╔══
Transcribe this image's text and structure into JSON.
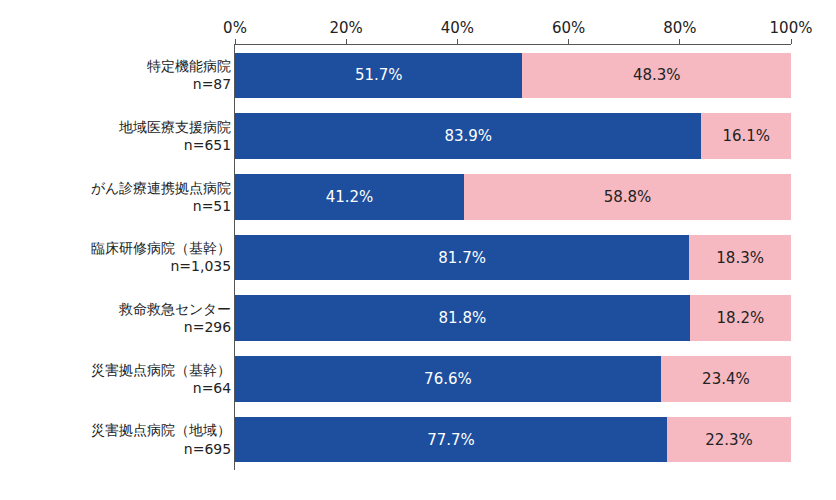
{
  "chart_data": {
    "type": "bar",
    "orientation": "horizontal",
    "stacked": true,
    "data_labels": true,
    "grid": false,
    "categories": [
      "特定機能病院\nn=87",
      "地域医療支援病院\nn=651",
      "がん診療連携拠点病院\nn=51",
      "臨床研修病院（基幹）\nn=1,035",
      "救命救急センター\nn=296",
      "災害拠点病院（基幹）\nn=64",
      "災害拠点病院（地域）\nn=695"
    ],
    "series": [
      {
        "color": "#1d4f9e",
        "values": [
          51.7,
          83.9,
          41.2,
          81.7,
          81.8,
          76.6,
          77.7
        ],
        "value_labels": [
          "51.7%",
          "83.9%",
          "41.2%",
          "81.7%",
          "81.8%",
          "76.6%",
          "77.7%"
        ]
      },
      {
        "color": "#f6b9c1",
        "values": [
          48.3,
          16.1,
          58.8,
          18.3,
          18.2,
          23.4,
          22.3
        ],
        "value_labels": [
          "48.3%",
          "16.1%",
          "58.8%",
          "18.3%",
          "18.2%",
          "23.4%",
          "22.3%"
        ]
      }
    ],
    "xlim": [
      0,
      100
    ],
    "xticks": [
      {
        "value": 0,
        "label": "0%"
      },
      {
        "value": 20,
        "label": "20%"
      },
      {
        "value": 40,
        "label": "40%"
      },
      {
        "value": 60,
        "label": "60%"
      },
      {
        "value": 80,
        "label": "80%"
      },
      {
        "value": 100,
        "label": "100%"
      }
    ]
  }
}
╚══
# THE EXERCISE
Print out the whole of the material word for word, without pictures.

# FULL OUTPUT
Transcribe this image's text and structure into JSON.
{
  "chart_data": {
    "type": "bar",
    "orientation": "horizontal",
    "stacked": true,
    "data_labels": true,
    "grid": false,
    "categories": [
      "特定機能病院\nn=87",
      "地域医療支援病院\nn=651",
      "がん診療連携拠点病院\nn=51",
      "臨床研修病院（基幹）\nn=1,035",
      "救命救急センター\nn=296",
      "災害拠点病院（基幹）\nn=64",
      "災害拠点病院（地域）\nn=695"
    ],
    "series": [
      {
        "color": "#1d4f9e",
        "values": [
          51.7,
          83.9,
          41.2,
          81.7,
          81.8,
          76.6,
          77.7
        ],
        "value_labels": [
          "51.7%",
          "83.9%",
          "41.2%",
          "81.7%",
          "81.8%",
          "76.6%",
          "77.7%"
        ]
      },
      {
        "color": "#f6b9c1",
        "values": [
          48.3,
          16.1,
          58.8,
          18.3,
          18.2,
          23.4,
          22.3
        ],
        "value_labels": [
          "48.3%",
          "16.1%",
          "58.8%",
          "18.3%",
          "18.2%",
          "23.4%",
          "22.3%"
        ]
      }
    ],
    "xlim": [
      0,
      100
    ],
    "xticks": [
      {
        "value": 0,
        "label": "0%"
      },
      {
        "value": 20,
        "label": "20%"
      },
      {
        "value": 40,
        "label": "40%"
      },
      {
        "value": 60,
        "label": "60%"
      },
      {
        "value": 80,
        "label": "80%"
      },
      {
        "value": 100,
        "label": "100%"
      }
    ]
  }
}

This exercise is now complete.